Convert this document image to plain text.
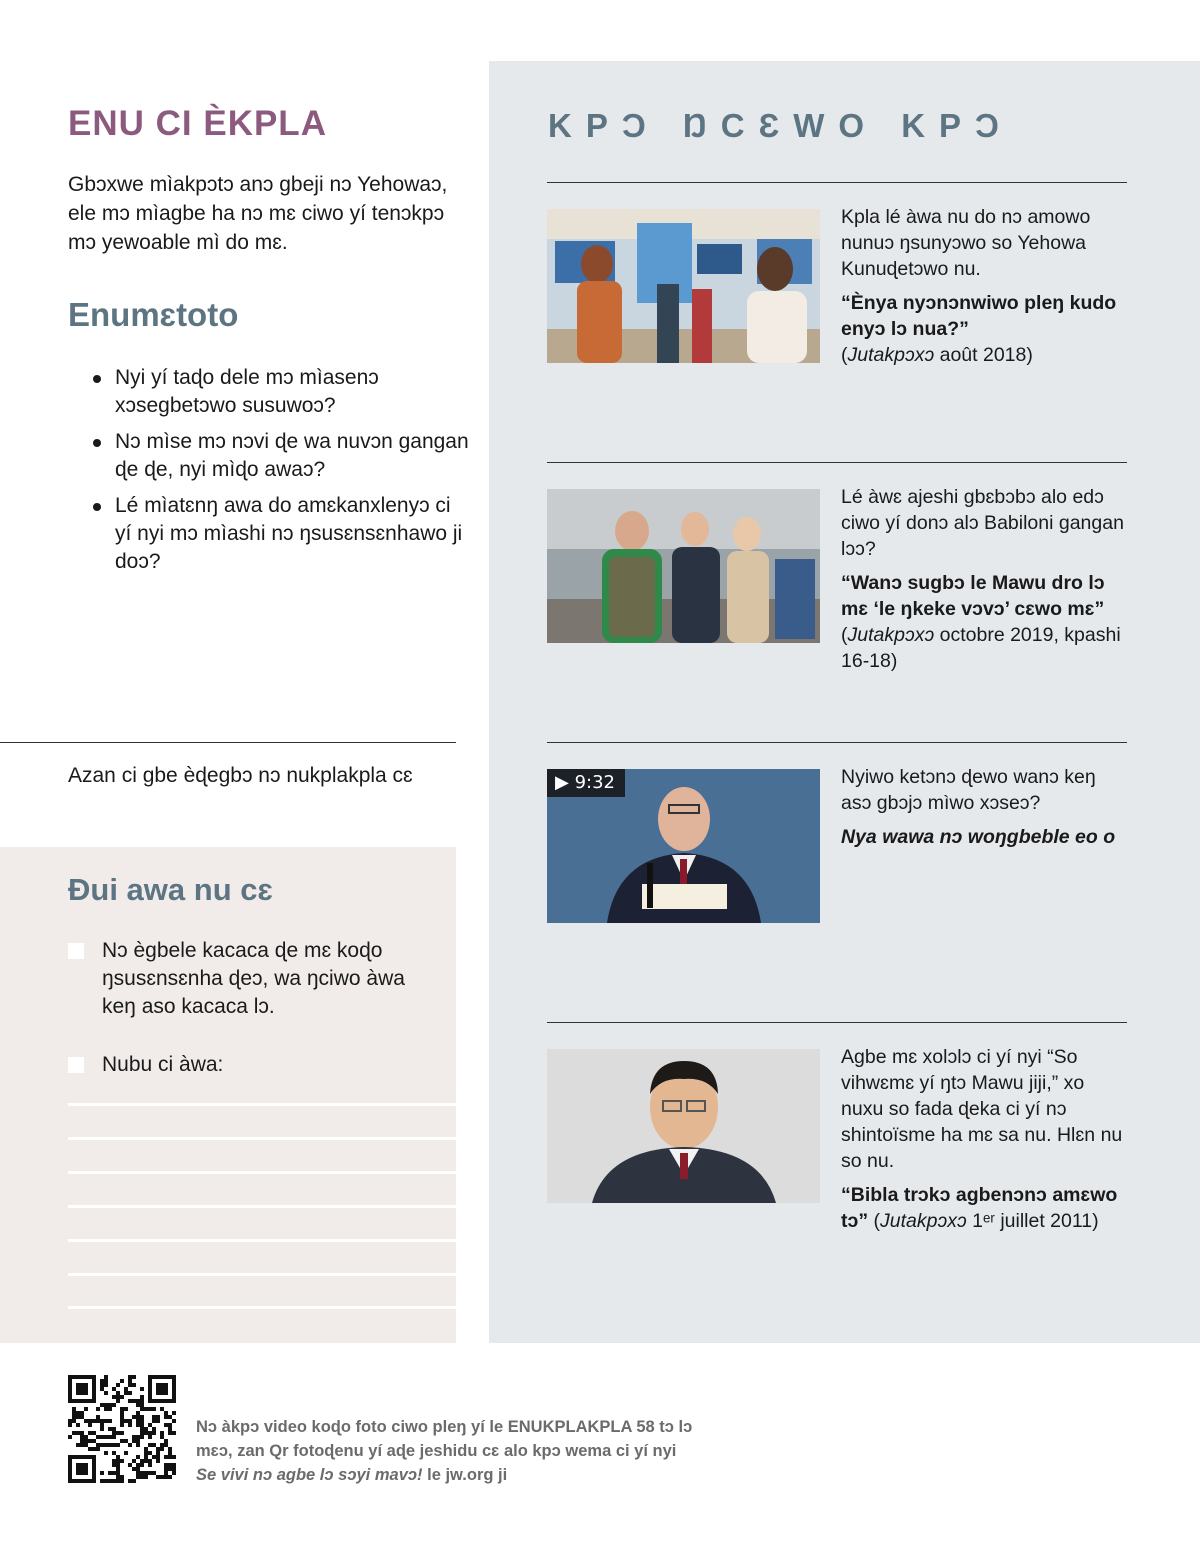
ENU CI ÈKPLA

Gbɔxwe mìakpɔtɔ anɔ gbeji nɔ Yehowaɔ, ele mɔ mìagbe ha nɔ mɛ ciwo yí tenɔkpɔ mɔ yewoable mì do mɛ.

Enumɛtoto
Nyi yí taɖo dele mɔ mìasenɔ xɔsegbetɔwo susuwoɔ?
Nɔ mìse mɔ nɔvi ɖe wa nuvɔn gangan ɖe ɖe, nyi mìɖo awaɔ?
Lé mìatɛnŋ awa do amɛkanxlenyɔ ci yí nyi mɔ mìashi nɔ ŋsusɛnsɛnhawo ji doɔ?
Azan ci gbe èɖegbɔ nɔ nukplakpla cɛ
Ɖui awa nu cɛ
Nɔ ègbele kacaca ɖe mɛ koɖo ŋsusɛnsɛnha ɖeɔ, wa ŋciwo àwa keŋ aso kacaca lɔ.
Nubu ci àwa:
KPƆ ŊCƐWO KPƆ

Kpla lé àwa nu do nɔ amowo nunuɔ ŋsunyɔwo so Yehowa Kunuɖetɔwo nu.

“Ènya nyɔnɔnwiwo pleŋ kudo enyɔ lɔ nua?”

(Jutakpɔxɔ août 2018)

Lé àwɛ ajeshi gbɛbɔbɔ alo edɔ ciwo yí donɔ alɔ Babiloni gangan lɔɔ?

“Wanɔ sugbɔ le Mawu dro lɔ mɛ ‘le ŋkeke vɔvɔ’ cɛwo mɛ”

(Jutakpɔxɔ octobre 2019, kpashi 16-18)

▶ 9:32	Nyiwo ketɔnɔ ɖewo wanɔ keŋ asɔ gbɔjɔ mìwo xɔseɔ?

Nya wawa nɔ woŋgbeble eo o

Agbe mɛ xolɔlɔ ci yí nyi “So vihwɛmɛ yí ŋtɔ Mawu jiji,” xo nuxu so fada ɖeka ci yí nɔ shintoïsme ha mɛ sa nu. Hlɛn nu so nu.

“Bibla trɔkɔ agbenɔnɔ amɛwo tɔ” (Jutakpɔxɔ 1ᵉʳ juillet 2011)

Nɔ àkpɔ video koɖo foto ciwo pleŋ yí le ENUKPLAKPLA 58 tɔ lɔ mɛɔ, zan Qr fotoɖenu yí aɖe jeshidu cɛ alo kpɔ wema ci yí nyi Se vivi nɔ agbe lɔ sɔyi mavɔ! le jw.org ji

^^^^^^^^

AIM -> Write the records out again in full, exactly, and skip every picture.

EXPECTED ANSWER ->
Convert this document image to plain text.
ENU CI ÈKPLA

Gbɔxwe mìakpɔtɔ anɔ gbeji nɔ Yehowaɔ, ele mɔ mìagbe ha nɔ mɛ ciwo yí tenɔkpɔ mɔ yewoable mì do mɛ.

Enumɛtoto
Nyi yí taɖo dele mɔ mìasenɔ xɔsegbetɔwo susuwoɔ?
Nɔ mìse mɔ nɔvi ɖe wa nuvɔn gangan ɖe ɖe, nyi mìɖo awaɔ?
Lé mìatɛnŋ awa do amɛkanxlenyɔ ci yí nyi mɔ mìashi nɔ ŋsusɛnsɛnhawo ji doɔ?
Azan ci gbe èɖegbɔ nɔ nukplakpla cɛ
Ɖui awa nu cɛ
Nɔ ègbele kacaca ɖe mɛ koɖo ŋsusɛnsɛnha ɖeɔ, wa ŋciwo àwa keŋ aso kacaca lɔ.
Nubu ci àwa:
KPƆ ŊCƐWO KPƆ

Kpla lé àwa nu do nɔ amowo nunuɔ ŋsunyɔwo so Yehowa Kunuɖetɔwo nu.

“Ènya nyɔnɔnwiwo pleŋ kudo enyɔ lɔ nua?”

(Jutakpɔxɔ août 2018)

Lé àwɛ ajeshi gbɛbɔbɔ alo edɔ ciwo yí donɔ alɔ Babiloni gangan lɔɔ?

“Wanɔ sugbɔ le Mawu dro lɔ mɛ ‘le ŋkeke vɔvɔ’ cɛwo mɛ”

(Jutakpɔxɔ octobre 2019, kpashi 16-18)

▶ 9:32	Nyiwo ketɔnɔ ɖewo wanɔ keŋ asɔ gbɔjɔ mìwo xɔseɔ?

Nya wawa nɔ woŋgbeble eo o

Agbe mɛ xolɔlɔ ci yí nyi “So vihwɛmɛ yí ŋtɔ Mawu jiji,” xo nuxu so fada ɖeka ci yí nɔ shintoïsme ha mɛ sa nu. Hlɛn nu so nu.

“Bibla trɔkɔ agbenɔnɔ amɛwo tɔ” (Jutakpɔxɔ 1ᵉʳ juillet 2011)

Nɔ àkpɔ video koɖo foto ciwo pleŋ yí le ENUKPLAKPLA 58 tɔ lɔ mɛɔ, zan Qr fotoɖenu yí aɖe jeshidu cɛ alo kpɔ wema ci yí nyi Se vivi nɔ agbe lɔ sɔyi mavɔ! le jw.org ji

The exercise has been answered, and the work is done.